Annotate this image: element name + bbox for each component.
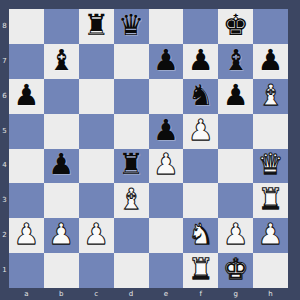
file-label-b: b xyxy=(44,288,79,300)
square-e1[interactable] xyxy=(149,253,184,288)
square-f8[interactable] xyxy=(183,9,218,44)
piece-white-pawn: ♟ xyxy=(188,116,214,145)
square-h7[interactable]: ♟ xyxy=(253,44,288,79)
square-c5[interactable] xyxy=(79,114,114,149)
square-d8[interactable]: ♛ xyxy=(114,9,149,44)
piece-black-pawn: ♟ xyxy=(13,81,39,110)
square-b4[interactable]: ♟ xyxy=(44,149,79,184)
piece-white-rook: ♜ xyxy=(188,255,214,284)
piece-white-rook: ♜ xyxy=(258,185,284,214)
piece-black-pawn: ♟ xyxy=(153,46,179,75)
piece-black-pawn: ♟ xyxy=(258,46,284,75)
square-h2[interactable]: ♟ xyxy=(253,218,288,253)
square-h4[interactable]: ♛ xyxy=(253,149,288,184)
piece-black-pawn: ♟ xyxy=(48,150,74,179)
square-c4[interactable] xyxy=(79,149,114,184)
piece-black-knight: ♞ xyxy=(188,81,214,110)
piece-black-rook: ♜ xyxy=(118,150,144,179)
square-d3[interactable]: ♝ xyxy=(114,183,149,218)
square-c3[interactable] xyxy=(79,183,114,218)
piece-black-king: ♚ xyxy=(223,11,249,40)
rank-label-2: 2 xyxy=(0,218,9,253)
square-f3[interactable] xyxy=(183,183,218,218)
square-d4[interactable]: ♜ xyxy=(114,149,149,184)
square-a5[interactable] xyxy=(9,114,44,149)
square-h5[interactable] xyxy=(253,114,288,149)
square-d6[interactable] xyxy=(114,79,149,114)
square-c7[interactable] xyxy=(79,44,114,79)
square-a2[interactable]: ♟ xyxy=(9,218,44,253)
square-e6[interactable] xyxy=(149,79,184,114)
piece-white-queen: ♛ xyxy=(258,150,284,179)
square-e2[interactable] xyxy=(149,218,184,253)
piece-black-rook: ♜ xyxy=(83,11,109,40)
square-c6[interactable] xyxy=(79,79,114,114)
square-h1[interactable] xyxy=(253,253,288,288)
square-g1[interactable]: ♚ xyxy=(218,253,253,288)
square-d2[interactable] xyxy=(114,218,149,253)
rank-label-4: 4 xyxy=(0,149,9,184)
square-c2[interactable]: ♟ xyxy=(79,218,114,253)
piece-white-king: ♚ xyxy=(223,255,249,284)
square-d7[interactable] xyxy=(114,44,149,79)
rank-label-8: 8 xyxy=(0,9,9,44)
piece-black-pawn: ♟ xyxy=(223,81,249,110)
piece-black-pawn: ♟ xyxy=(153,116,179,145)
piece-black-queen: ♛ xyxy=(118,11,144,40)
square-f6[interactable]: ♞ xyxy=(183,79,218,114)
piece-white-knight: ♞ xyxy=(188,220,214,249)
square-e4[interactable]: ♟ xyxy=(149,149,184,184)
piece-white-pawn: ♟ xyxy=(48,220,74,249)
piece-white-pawn: ♟ xyxy=(258,220,284,249)
square-b1[interactable] xyxy=(44,253,79,288)
square-b5[interactable] xyxy=(44,114,79,149)
square-g5[interactable] xyxy=(218,114,253,149)
square-a1[interactable] xyxy=(9,253,44,288)
rank-label-6: 6 xyxy=(0,79,9,114)
square-g8[interactable]: ♚ xyxy=(218,9,253,44)
square-e7[interactable]: ♟ xyxy=(149,44,184,79)
file-label-c: c xyxy=(79,288,114,300)
square-f4[interactable] xyxy=(183,149,218,184)
rank-label-5: 5 xyxy=(0,114,9,149)
piece-white-pawn: ♟ xyxy=(223,220,249,249)
piece-white-bishop: ♝ xyxy=(118,185,144,214)
file-label-d: d xyxy=(114,288,149,300)
square-a4[interactable] xyxy=(9,149,44,184)
square-d5[interactable] xyxy=(114,114,149,149)
square-e8[interactable] xyxy=(149,9,184,44)
square-h8[interactable] xyxy=(253,9,288,44)
file-label-e: e xyxy=(149,288,184,300)
piece-black-pawn: ♟ xyxy=(188,46,214,75)
file-label-f: f xyxy=(183,288,218,300)
square-f5[interactable]: ♟ xyxy=(183,114,218,149)
square-h3[interactable]: ♜ xyxy=(253,183,288,218)
square-g7[interactable]: ♝ xyxy=(218,44,253,79)
square-f7[interactable]: ♟ xyxy=(183,44,218,79)
square-f2[interactable]: ♞ xyxy=(183,218,218,253)
square-g3[interactable] xyxy=(218,183,253,218)
square-h6[interactable]: ♝ xyxy=(253,79,288,114)
file-label-h: h xyxy=(253,288,288,300)
square-g4[interactable] xyxy=(218,149,253,184)
square-b6[interactable] xyxy=(44,79,79,114)
rank-label-7: 7 xyxy=(0,44,9,79)
square-b8[interactable] xyxy=(44,9,79,44)
file-label-g: g xyxy=(218,288,253,300)
piece-white-bishop: ♝ xyxy=(258,81,284,110)
piece-white-pawn: ♟ xyxy=(13,220,39,249)
square-g6[interactable]: ♟ xyxy=(218,79,253,114)
square-b2[interactable]: ♟ xyxy=(44,218,79,253)
file-label-a: a xyxy=(9,288,44,300)
square-f1[interactable]: ♜ xyxy=(183,253,218,288)
square-a6[interactable]: ♟ xyxy=(9,79,44,114)
square-g2[interactable]: ♟ xyxy=(218,218,253,253)
piece-black-bishop: ♝ xyxy=(48,46,74,75)
rank-label-3: 3 xyxy=(0,183,9,218)
square-a3[interactable] xyxy=(9,183,44,218)
square-a8[interactable] xyxy=(9,9,44,44)
square-b7[interactable]: ♝ xyxy=(44,44,79,79)
square-e5[interactable]: ♟ xyxy=(149,114,184,149)
square-e3[interactable] xyxy=(149,183,184,218)
piece-white-pawn: ♟ xyxy=(83,220,109,249)
piece-black-bishop: ♝ xyxy=(223,46,249,75)
rank-label-1: 1 xyxy=(0,253,9,288)
board: ♜♛♚♝♟♟♝♟♟♞♟♝♟♟♟♜♟♛♝♜♟♟♟♞♟♟♜♚ xyxy=(9,9,288,288)
chess-board-frame: ♜♛♚♝♟♟♝♟♟♞♟♝♟♟♟♜♟♛♝♜♟♟♟♞♟♟♜♚ 87654321 ab… xyxy=(0,0,300,300)
square-c1[interactable] xyxy=(79,253,114,288)
square-a7[interactable] xyxy=(9,44,44,79)
square-b3[interactable] xyxy=(44,183,79,218)
square-d1[interactable] xyxy=(114,253,149,288)
square-c8[interactable]: ♜ xyxy=(79,9,114,44)
piece-white-pawn: ♟ xyxy=(153,150,179,179)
# # # #
What to produce: Arrange the rows, starting at the one containing "file-label-b: b xyxy=(44,288,79,300)" and ending at the one containing "piece-black-pawn: ♟ xyxy=(48,150,74,179)", into a Markdown table with the columns Number and Entry, leaving out any blank lines.

Task output:
| Number | Entry |
|---|---|
| 1 | file-label-b: b xyxy=(44,288,79,300) |
| 2 | square-e1[interactable] xyxy=(149,253,184,288) |
| 3 | square-f8[interactable] xyxy=(183,9,218,44) |
| 4 | piece-white-pawn: ♟ xyxy=(188,116,214,145) |
| 5 | square-h7[interactable]: ♟ xyxy=(253,44,288,79) |
| 6 | square-c5[interactable] xyxy=(79,114,114,149) |
| 7 | square-d8[interactable]: ♛ xyxy=(114,9,149,44) |
| 8 | piece-black-pawn: ♟ xyxy=(13,81,39,110) |
| 9 | square-b4[interactable]: ♟ xyxy=(44,149,79,184) |
| 10 | piece-white-rook: ♜ xyxy=(188,255,214,284) |
| 11 | piece-white-rook: ♜ xyxy=(258,185,284,214) |
| 12 | piece-black-pawn: ♟ xyxy=(153,46,179,75) |
| 13 | piece-black-pawn: ♟ xyxy=(258,46,284,75) |
| 14 | square-h2[interactable]: ♟ xyxy=(253,218,288,253) |
| 15 | square-h4[interactable]: ♛ xyxy=(253,149,288,184) |
| 16 | piece-black-pawn: ♟ xyxy=(48,150,74,179) |